* _Brief_
Show every line of the records below that contains the word "value".
***** Given data *****
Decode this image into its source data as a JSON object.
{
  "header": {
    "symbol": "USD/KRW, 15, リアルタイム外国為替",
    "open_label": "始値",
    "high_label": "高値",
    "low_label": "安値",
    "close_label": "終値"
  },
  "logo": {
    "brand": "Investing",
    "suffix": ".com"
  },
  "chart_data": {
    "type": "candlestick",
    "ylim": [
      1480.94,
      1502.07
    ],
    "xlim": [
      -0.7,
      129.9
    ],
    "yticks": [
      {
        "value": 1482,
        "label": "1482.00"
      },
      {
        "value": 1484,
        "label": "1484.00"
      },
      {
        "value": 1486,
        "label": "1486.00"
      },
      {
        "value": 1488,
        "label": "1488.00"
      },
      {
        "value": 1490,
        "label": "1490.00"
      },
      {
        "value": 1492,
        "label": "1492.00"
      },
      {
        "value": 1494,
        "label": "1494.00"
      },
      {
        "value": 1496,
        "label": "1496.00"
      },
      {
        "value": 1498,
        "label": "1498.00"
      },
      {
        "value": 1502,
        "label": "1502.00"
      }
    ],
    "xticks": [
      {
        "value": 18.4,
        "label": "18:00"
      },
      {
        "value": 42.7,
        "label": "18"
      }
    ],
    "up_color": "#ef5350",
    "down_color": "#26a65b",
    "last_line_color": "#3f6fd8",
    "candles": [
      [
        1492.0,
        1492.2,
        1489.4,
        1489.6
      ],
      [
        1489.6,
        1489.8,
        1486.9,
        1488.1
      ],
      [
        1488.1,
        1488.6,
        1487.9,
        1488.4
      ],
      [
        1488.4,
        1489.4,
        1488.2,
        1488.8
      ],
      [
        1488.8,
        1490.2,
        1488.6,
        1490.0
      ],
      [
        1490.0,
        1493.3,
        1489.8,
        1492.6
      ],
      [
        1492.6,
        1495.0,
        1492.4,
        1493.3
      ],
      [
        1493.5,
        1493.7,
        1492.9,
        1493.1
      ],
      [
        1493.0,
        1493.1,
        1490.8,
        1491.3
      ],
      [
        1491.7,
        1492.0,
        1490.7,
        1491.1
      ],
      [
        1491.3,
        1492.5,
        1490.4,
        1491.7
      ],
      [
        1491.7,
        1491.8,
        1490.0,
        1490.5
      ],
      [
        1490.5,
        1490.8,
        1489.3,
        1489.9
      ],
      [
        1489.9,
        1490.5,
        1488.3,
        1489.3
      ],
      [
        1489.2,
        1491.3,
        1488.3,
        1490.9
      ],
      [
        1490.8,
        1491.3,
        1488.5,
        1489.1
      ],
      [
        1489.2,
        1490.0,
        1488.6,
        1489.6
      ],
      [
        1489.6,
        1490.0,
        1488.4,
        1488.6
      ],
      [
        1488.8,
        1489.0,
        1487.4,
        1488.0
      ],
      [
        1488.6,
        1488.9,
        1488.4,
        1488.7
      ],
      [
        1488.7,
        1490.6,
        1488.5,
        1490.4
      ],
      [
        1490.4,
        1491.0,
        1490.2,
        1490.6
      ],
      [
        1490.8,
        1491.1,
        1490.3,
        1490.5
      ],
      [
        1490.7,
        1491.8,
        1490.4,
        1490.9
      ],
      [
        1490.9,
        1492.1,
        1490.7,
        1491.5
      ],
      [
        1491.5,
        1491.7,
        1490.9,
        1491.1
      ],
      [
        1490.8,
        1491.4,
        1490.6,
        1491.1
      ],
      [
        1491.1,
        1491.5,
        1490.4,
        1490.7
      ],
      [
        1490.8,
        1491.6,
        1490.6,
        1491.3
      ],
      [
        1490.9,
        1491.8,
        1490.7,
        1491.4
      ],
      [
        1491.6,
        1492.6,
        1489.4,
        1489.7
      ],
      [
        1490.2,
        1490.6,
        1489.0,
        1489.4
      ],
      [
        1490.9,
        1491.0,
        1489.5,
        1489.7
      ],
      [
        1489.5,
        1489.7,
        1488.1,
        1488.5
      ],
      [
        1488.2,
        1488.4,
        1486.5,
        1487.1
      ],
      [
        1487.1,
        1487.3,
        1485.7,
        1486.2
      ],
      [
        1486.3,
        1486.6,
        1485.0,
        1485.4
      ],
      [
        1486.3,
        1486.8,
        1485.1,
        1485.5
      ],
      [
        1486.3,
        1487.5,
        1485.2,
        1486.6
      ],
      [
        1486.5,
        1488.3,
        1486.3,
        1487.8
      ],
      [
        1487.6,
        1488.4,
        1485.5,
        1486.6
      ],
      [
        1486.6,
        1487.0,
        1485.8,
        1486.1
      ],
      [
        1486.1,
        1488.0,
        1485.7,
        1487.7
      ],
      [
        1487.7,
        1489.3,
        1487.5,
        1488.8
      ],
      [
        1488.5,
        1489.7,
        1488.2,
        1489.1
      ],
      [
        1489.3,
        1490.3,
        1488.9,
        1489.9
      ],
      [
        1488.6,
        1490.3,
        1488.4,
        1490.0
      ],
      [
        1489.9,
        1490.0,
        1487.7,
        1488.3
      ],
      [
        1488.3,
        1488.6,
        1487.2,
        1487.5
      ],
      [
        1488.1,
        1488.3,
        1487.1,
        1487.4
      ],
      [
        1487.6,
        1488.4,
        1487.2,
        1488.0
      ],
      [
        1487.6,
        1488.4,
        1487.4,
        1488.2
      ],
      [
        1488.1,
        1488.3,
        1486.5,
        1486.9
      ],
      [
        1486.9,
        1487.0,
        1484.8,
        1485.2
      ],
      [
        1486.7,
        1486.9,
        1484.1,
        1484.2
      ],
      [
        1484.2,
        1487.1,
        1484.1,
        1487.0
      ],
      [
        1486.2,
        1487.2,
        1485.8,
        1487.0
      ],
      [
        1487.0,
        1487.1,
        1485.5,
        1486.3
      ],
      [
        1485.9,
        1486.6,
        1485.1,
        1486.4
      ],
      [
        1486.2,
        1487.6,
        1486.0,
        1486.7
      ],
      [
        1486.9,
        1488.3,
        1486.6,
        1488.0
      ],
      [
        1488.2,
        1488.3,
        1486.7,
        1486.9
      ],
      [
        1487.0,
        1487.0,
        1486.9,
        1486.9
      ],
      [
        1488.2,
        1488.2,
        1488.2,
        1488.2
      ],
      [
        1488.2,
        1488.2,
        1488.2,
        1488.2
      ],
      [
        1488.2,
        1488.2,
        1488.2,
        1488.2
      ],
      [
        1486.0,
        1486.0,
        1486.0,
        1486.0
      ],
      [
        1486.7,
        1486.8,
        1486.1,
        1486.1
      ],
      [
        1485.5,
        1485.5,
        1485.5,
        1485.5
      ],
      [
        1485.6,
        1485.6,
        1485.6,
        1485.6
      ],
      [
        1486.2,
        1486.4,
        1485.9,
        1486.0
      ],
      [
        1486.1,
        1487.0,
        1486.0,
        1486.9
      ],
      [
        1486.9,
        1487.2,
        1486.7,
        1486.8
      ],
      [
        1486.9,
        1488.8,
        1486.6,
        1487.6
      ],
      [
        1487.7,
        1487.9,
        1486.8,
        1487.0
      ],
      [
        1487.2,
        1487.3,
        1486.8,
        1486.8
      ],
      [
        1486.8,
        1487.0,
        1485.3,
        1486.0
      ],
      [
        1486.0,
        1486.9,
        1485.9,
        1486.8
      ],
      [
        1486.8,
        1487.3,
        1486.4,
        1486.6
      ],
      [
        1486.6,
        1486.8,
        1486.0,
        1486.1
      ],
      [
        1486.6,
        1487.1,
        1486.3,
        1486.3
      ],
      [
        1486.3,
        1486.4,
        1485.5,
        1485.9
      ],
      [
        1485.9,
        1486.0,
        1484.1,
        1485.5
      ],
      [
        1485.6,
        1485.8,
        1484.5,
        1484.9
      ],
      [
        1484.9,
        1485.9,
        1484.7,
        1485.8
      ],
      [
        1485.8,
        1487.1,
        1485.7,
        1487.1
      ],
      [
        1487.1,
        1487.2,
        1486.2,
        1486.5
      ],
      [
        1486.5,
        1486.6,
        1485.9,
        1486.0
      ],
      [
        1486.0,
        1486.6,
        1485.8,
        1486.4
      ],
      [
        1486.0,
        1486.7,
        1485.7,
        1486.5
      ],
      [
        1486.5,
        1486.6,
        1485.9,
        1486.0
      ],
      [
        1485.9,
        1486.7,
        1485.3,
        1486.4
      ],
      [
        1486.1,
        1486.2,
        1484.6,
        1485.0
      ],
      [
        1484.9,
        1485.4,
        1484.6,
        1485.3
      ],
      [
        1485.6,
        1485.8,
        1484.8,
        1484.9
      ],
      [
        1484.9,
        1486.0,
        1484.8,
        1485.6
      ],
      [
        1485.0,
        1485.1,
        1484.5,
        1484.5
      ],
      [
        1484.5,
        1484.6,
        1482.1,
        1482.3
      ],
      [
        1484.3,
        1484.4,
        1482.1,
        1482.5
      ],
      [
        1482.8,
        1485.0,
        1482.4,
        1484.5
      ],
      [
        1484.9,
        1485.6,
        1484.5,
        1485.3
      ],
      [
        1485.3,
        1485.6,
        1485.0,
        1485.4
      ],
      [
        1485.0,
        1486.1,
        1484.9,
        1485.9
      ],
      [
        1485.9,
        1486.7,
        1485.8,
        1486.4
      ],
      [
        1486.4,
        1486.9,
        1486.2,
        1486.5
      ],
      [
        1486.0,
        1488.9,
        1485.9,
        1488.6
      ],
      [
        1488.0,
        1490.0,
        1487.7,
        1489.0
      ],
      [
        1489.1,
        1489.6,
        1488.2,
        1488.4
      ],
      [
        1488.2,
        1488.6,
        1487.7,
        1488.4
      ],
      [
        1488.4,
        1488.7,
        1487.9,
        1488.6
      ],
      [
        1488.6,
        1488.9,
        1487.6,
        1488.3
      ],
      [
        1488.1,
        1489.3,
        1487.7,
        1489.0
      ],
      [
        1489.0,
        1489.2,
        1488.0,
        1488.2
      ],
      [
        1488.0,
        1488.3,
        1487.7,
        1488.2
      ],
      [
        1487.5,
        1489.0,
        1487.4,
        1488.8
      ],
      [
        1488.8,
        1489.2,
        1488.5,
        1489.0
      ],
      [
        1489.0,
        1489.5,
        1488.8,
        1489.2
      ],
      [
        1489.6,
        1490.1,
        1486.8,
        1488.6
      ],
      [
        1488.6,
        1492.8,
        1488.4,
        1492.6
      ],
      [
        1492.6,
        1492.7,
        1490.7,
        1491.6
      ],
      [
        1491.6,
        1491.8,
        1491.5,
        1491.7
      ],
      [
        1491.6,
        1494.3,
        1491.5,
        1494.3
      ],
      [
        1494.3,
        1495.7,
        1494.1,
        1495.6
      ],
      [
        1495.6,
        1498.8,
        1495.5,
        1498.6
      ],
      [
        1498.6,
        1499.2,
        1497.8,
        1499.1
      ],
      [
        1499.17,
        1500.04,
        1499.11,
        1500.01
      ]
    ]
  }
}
*****
* _Answer to this exercise_
        "value": 1482,
        "value": 1484,
        "value": 1486,
        "value": 1488,
        "value": 1490,
        "value": 1492,
        "value": 1494,
        "value": 1496,
        "value": 1498,
        "value": 1502,
        "value": 18.4,
        "value": 42.7,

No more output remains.